___ Data supplied ___

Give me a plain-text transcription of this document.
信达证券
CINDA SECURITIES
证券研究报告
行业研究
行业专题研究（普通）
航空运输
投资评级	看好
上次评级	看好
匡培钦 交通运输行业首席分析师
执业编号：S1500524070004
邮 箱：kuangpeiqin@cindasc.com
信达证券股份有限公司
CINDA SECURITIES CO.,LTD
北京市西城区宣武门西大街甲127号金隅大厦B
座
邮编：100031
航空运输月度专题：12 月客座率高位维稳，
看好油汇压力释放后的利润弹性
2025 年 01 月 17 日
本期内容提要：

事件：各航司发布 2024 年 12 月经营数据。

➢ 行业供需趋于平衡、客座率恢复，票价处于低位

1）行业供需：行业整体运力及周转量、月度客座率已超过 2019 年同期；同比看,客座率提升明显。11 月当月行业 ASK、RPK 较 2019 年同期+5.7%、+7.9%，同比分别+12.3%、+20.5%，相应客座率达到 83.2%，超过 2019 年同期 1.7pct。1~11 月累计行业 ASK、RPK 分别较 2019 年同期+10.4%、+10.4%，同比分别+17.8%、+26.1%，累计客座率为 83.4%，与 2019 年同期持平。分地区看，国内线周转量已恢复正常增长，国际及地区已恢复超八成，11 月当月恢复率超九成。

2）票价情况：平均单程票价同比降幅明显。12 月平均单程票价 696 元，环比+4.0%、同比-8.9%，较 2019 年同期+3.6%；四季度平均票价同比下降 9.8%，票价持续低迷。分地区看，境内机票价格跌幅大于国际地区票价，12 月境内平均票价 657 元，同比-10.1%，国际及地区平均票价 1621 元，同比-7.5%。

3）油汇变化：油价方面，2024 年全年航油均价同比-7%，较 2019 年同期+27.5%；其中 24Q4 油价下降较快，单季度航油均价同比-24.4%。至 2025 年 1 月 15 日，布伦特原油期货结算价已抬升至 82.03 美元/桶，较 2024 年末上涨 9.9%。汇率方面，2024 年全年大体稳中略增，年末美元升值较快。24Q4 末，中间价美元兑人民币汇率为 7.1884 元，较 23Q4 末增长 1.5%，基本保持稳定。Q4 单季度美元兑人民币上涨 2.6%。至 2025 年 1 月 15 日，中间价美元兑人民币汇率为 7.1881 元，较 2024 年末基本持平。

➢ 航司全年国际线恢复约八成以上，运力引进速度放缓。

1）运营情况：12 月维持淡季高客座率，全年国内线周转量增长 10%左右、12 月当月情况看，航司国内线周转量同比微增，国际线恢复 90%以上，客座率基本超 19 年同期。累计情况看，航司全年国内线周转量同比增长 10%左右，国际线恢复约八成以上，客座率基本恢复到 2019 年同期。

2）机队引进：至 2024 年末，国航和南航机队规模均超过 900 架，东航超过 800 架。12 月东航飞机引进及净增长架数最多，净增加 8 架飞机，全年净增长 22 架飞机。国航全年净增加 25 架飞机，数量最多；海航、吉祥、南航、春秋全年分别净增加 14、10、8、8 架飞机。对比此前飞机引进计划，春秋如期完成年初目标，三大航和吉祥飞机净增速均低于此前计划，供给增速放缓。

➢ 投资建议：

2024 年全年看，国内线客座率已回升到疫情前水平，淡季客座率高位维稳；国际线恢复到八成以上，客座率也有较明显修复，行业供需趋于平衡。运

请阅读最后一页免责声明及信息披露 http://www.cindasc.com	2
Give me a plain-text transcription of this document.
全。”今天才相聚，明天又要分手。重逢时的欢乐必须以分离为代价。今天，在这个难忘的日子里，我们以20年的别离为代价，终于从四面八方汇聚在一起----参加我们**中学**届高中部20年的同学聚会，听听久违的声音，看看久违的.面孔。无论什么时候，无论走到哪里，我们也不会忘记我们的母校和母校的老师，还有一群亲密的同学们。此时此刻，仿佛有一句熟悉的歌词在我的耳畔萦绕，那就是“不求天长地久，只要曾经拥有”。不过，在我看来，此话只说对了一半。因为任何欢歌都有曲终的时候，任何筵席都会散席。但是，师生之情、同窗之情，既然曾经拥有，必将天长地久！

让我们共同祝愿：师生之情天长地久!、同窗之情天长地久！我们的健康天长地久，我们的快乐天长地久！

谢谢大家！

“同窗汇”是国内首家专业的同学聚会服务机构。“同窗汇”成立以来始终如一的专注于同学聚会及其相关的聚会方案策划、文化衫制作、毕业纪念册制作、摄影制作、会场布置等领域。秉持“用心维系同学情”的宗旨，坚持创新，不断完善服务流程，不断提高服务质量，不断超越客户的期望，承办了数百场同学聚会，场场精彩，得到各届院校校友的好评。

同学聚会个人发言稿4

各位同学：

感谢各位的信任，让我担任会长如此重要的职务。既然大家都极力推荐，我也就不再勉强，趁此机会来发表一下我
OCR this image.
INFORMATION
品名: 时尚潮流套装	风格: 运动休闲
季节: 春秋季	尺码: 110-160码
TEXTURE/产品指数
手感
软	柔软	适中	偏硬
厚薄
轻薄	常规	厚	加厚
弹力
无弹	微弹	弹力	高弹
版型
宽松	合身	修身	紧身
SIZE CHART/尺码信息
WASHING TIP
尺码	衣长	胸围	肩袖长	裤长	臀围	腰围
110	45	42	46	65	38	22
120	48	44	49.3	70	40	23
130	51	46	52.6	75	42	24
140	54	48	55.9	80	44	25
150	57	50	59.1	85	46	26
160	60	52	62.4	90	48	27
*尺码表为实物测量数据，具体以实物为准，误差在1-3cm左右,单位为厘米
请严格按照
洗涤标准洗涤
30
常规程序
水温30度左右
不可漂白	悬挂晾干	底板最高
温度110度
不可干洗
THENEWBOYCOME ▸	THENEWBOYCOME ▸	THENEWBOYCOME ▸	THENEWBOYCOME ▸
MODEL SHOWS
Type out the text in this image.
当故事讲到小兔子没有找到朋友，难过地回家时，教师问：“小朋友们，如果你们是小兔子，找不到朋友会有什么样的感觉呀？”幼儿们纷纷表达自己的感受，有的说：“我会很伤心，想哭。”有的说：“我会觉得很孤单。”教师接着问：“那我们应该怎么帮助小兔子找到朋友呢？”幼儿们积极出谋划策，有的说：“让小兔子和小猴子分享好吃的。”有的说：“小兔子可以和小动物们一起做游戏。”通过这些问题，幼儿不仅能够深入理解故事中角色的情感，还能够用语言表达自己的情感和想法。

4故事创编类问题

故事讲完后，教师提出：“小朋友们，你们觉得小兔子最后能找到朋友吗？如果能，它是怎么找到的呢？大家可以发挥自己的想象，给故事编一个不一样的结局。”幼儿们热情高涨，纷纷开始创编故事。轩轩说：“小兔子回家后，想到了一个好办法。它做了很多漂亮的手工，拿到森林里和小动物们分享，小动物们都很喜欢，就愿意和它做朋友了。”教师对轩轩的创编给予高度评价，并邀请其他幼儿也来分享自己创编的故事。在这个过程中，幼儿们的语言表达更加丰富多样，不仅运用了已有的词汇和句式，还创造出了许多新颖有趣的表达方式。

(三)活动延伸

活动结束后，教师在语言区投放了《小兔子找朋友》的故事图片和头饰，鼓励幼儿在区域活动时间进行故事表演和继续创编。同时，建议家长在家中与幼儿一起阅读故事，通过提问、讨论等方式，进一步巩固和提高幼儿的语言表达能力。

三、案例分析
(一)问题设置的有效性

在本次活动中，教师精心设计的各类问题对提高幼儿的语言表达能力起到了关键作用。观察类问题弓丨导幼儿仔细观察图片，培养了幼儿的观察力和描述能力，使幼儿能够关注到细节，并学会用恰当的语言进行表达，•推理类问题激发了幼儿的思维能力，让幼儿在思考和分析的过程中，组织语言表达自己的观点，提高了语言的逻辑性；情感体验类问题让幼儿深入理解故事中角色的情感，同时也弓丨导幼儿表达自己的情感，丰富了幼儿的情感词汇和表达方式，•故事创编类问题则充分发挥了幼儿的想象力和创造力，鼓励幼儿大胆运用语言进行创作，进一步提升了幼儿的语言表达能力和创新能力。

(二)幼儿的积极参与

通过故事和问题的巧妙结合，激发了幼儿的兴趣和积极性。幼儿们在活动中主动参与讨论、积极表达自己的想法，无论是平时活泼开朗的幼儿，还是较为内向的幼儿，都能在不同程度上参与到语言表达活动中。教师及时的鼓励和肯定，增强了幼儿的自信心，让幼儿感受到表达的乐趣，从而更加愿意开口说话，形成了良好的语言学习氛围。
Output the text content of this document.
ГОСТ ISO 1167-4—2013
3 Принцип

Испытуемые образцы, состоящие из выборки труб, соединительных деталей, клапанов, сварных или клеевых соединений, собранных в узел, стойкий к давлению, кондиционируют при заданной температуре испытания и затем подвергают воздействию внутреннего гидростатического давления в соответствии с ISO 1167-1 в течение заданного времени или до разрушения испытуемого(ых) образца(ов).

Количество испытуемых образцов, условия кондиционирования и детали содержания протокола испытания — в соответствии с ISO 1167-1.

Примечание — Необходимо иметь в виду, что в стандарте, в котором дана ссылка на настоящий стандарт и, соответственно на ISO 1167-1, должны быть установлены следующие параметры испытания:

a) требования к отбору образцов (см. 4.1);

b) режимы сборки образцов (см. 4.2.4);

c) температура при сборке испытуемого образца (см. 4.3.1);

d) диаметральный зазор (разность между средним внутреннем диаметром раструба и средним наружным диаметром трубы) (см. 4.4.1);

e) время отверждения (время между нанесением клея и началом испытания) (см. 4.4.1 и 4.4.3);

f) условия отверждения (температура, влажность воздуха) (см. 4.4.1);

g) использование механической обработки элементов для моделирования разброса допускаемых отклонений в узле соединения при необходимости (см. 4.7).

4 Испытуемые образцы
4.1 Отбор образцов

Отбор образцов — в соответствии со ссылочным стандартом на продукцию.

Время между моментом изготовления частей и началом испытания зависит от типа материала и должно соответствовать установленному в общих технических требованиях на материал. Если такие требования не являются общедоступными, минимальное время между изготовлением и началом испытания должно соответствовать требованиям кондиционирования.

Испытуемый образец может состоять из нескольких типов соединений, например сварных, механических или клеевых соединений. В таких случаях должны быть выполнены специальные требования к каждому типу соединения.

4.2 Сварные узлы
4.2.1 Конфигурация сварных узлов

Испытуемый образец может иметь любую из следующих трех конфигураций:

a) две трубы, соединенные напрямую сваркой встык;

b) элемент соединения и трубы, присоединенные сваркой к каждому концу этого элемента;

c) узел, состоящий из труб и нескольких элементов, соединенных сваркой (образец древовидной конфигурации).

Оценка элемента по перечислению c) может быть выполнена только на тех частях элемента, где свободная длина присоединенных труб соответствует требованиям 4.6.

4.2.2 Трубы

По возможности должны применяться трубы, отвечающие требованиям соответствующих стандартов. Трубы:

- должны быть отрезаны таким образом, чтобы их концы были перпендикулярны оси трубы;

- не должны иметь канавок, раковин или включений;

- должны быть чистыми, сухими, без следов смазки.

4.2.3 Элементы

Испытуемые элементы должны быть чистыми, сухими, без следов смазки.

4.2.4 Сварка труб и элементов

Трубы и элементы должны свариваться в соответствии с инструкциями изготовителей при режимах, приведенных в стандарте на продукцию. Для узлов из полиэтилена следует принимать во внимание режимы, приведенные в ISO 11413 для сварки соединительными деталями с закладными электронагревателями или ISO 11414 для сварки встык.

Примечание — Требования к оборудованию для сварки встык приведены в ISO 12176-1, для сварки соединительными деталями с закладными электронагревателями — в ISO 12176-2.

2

___

Short task => Work out how many lines of the data above hold the word "соединительными", and write only the count.

Final result => 2